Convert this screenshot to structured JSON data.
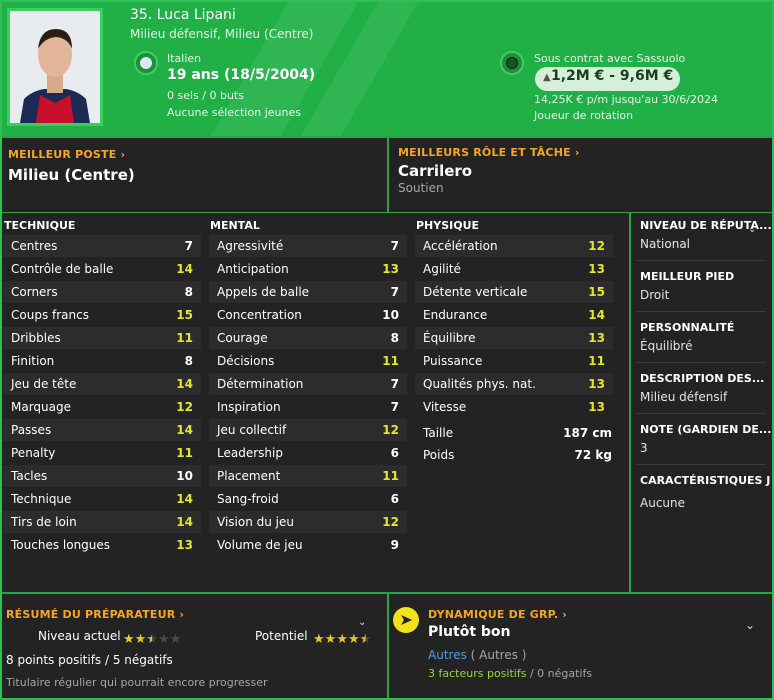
{
  "player": {
    "name": "35. Luca Lipani",
    "role": "Milieu défensif, Milieu (Centre)",
    "nationality": "Italien",
    "age": "19 ans (18/5/2004)",
    "caps": "0 sels / 0 buts",
    "youth_caps": "Aucune sélection jeunes",
    "contract": "Sous contrat avec Sassuolo",
    "value": "1,2M € - 9,6M €",
    "wage": "14,25K € p/m jusqu'au 30/6/2024",
    "squad_status": "Joueur de rotation"
  },
  "best_position": {
    "label": "MEILLEUR POSTE",
    "value": "Milieu (Centre)"
  },
  "best_role": {
    "label": "MEILLEURS RÔLE ET TÂCHE",
    "value": "Carrilero",
    "duty": "Soutien"
  },
  "technical": {
    "title": "TECHNIQUE",
    "attributes": [
      {
        "name": "Centres",
        "value": "7"
      },
      {
        "name": "Contrôle de balle",
        "value": "14"
      },
      {
        "name": "Corners",
        "value": "8"
      },
      {
        "name": "Coups francs",
        "value": "15"
      },
      {
        "name": "Dribbles",
        "value": "11"
      },
      {
        "name": "Finition",
        "value": "8"
      },
      {
        "name": "Jeu de tête",
        "value": "14"
      },
      {
        "name": "Marquage",
        "value": "12"
      },
      {
        "name": "Passes",
        "value": "14"
      },
      {
        "name": "Penalty",
        "value": "11"
      },
      {
        "name": "Tacles",
        "value": "10"
      },
      {
        "name": "Technique",
        "value": "14"
      },
      {
        "name": "Tirs de loin",
        "value": "14"
      },
      {
        "name": "Touches longues",
        "value": "13"
      }
    ]
  },
  "mental": {
    "title": "MENTAL",
    "attributes": [
      {
        "name": "Agressivité",
        "value": "7"
      },
      {
        "name": "Anticipation",
        "value": "13"
      },
      {
        "name": "Appels de balle",
        "value": "7"
      },
      {
        "name": "Concentration",
        "value": "10"
      },
      {
        "name": "Courage",
        "value": "8"
      },
      {
        "name": "Décisions",
        "value": "11"
      },
      {
        "name": "Détermination",
        "value": "7"
      },
      {
        "name": "Inspiration",
        "value": "7"
      },
      {
        "name": "Jeu collectif",
        "value": "12"
      },
      {
        "name": "Leadership",
        "value": "6"
      },
      {
        "name": "Placement",
        "value": "11"
      },
      {
        "name": "Sang-froid",
        "value": "6"
      },
      {
        "name": "Vision du jeu",
        "value": "12"
      },
      {
        "name": "Volume de jeu",
        "value": "9"
      }
    ]
  },
  "physical": {
    "title": "PHYSIQUE",
    "attributes": [
      {
        "name": "Accélération",
        "value": "12"
      },
      {
        "name": "Agilité",
        "value": "13"
      },
      {
        "name": "Détente verticale",
        "value": "15"
      },
      {
        "name": "Endurance",
        "value": "14"
      },
      {
        "name": "Équilibre",
        "value": "13"
      },
      {
        "name": "Puissance",
        "value": "11"
      },
      {
        "name": "Qualités phys. nat.",
        "value": "13"
      },
      {
        "name": "Vitesse",
        "value": "13"
      }
    ],
    "height_label": "Taille",
    "height": "187 cm",
    "weight_label": "Poids",
    "weight": "72 kg"
  },
  "side": {
    "reputation_label": "NIVEAU DE RÉPUTA...",
    "reputation": "National",
    "foot_label": "MEILLEUR PIED",
    "foot": "Droit",
    "personality_label": "PERSONNALITÉ",
    "personality": "Équilibré",
    "media_label": "DESCRIPTION DES...",
    "media": "Milieu défensif",
    "gk_label": "NOTE (GARDIEN DE...",
    "gk": "3",
    "traits_label": "CARACTÉRISTIQUES J",
    "traits": "Aucune"
  },
  "coach": {
    "label": "RÉSUMÉ DU PRÉPARATEUR",
    "current_label": "Niveau actuel",
    "current_stars": 2.5,
    "potential_label": "Potentiel",
    "potential_stars": 4.5,
    "points": "8 points positifs / 5 négatifs",
    "summary": "Titulaire régulier qui pourrait encore progresser"
  },
  "dynamics": {
    "label": "DYNAMIQUE DE GRP.",
    "value": "Plutôt bon",
    "group_link": "Autres",
    "group_paren": "( Autres )",
    "positive": "3 facteurs positifs",
    "negative": "0 négatifs"
  },
  "colors": {
    "accent": "#f5a623",
    "high": "#e5e52c",
    "mid": "#9ad632",
    "header": "#21b046"
  }
}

======

* **Goal of the exercise**: Make an exact copy of every entry above, minus the images.

* **Task solution**:
Convert this screenshot to structured JSON data.
{
  "player": {
    "name": "35. Luca Lipani",
    "role": "Milieu défensif, Milieu (Centre)",
    "nationality": "Italien",
    "age": "19 ans (18/5/2004)",
    "caps": "0 sels / 0 buts",
    "youth_caps": "Aucune sélection jeunes",
    "contract": "Sous contrat avec Sassuolo",
    "value": "1,2M € - 9,6M €",
    "wage": "14,25K € p/m jusqu'au 30/6/2024",
    "squad_status": "Joueur de rotation"
  },
  "best_position": {
    "label": "MEILLEUR POSTE",
    "value": "Milieu (Centre)"
  },
  "best_role": {
    "label": "MEILLEURS RÔLE ET TÂCHE",
    "value": "Carrilero",
    "duty": "Soutien"
  },
  "technical": {
    "title": "TECHNIQUE",
    "attributes": [
      {
        "name": "Centres",
        "value": "7"
      },
      {
        "name": "Contrôle de balle",
        "value": "14"
      },
      {
        "name": "Corners",
        "value": "8"
      },
      {
        "name": "Coups francs",
        "value": "15"
      },
      {
        "name": "Dribbles",
        "value": "11"
      },
      {
        "name": "Finition",
        "value": "8"
      },
      {
        "name": "Jeu de tête",
        "value": "14"
      },
      {
        "name": "Marquage",
        "value": "12"
      },
      {
        "name": "Passes",
        "value": "14"
      },
      {
        "name": "Penalty",
        "value": "11"
      },
      {
        "name": "Tacles",
        "value": "10"
      },
      {
        "name": "Technique",
        "value": "14"
      },
      {
        "name": "Tirs de loin",
        "value": "14"
      },
      {
        "name": "Touches longues",
        "value": "13"
      }
    ]
  },
  "mental": {
    "title": "MENTAL",
    "attributes": [
      {
        "name": "Agressivité",
        "value": "7"
      },
      {
        "name": "Anticipation",
        "value": "13"
      },
      {
        "name": "Appels de balle",
        "value": "7"
      },
      {
        "name": "Concentration",
        "value": "10"
      },
      {
        "name": "Courage",
        "value": "8"
      },
      {
        "name": "Décisions",
        "value": "11"
      },
      {
        "name": "Détermination",
        "value": "7"
      },
      {
        "name": "Inspiration",
        "value": "7"
      },
      {
        "name": "Jeu collectif",
        "value": "12"
      },
      {
        "name": "Leadership",
        "value": "6"
      },
      {
        "name": "Placement",
        "value": "11"
      },
      {
        "name": "Sang-froid",
        "value": "6"
      },
      {
        "name": "Vision du jeu",
        "value": "12"
      },
      {
        "name": "Volume de jeu",
        "value": "9"
      }
    ]
  },
  "physical": {
    "title": "PHYSIQUE",
    "attributes": [
      {
        "name": "Accélération",
        "value": "12"
      },
      {
        "name": "Agilité",
        "value": "13"
      },
      {
        "name": "Détente verticale",
        "value": "15"
      },
      {
        "name": "Endurance",
        "value": "14"
      },
      {
        "name": "Équilibre",
        "value": "13"
      },
      {
        "name": "Puissance",
        "value": "11"
      },
      {
        "name": "Qualités phys. nat.",
        "value": "13"
      },
      {
        "name": "Vitesse",
        "value": "13"
      }
    ],
    "height_label": "Taille",
    "height": "187 cm",
    "weight_label": "Poids",
    "weight": "72 kg"
  },
  "side": {
    "reputation_label": "NIVEAU DE RÉPUTA...",
    "reputation": "National",
    "foot_label": "MEILLEUR PIED",
    "foot": "Droit",
    "personality_label": "PERSONNALITÉ",
    "personality": "Équilibré",
    "media_label": "DESCRIPTION DES...",
    "media": "Milieu défensif",
    "gk_label": "NOTE (GARDIEN DE...",
    "gk": "3",
    "traits_label": "CARACTÉRISTIQUES J",
    "traits": "Aucune"
  },
  "coach": {
    "label": "RÉSUMÉ DU PRÉPARATEUR",
    "current_label": "Niveau actuel",
    "current_stars": 2.5,
    "potential_label": "Potentiel",
    "potential_stars": 4.5,
    "points": "8 points positifs / 5 négatifs",
    "summary": "Titulaire régulier qui pourrait encore progresser"
  },
  "dynamics": {
    "label": "DYNAMIQUE DE GRP.",
    "value": "Plutôt bon",
    "group_link": "Autres",
    "group_paren": "( Autres )",
    "positive": "3 facteurs positifs",
    "negative": "0 négatifs"
  },
  "colors": {
    "accent": "#f5a623",
    "high": "#e5e52c",
    "mid": "#9ad632",
    "header": "#21b046"
  }
}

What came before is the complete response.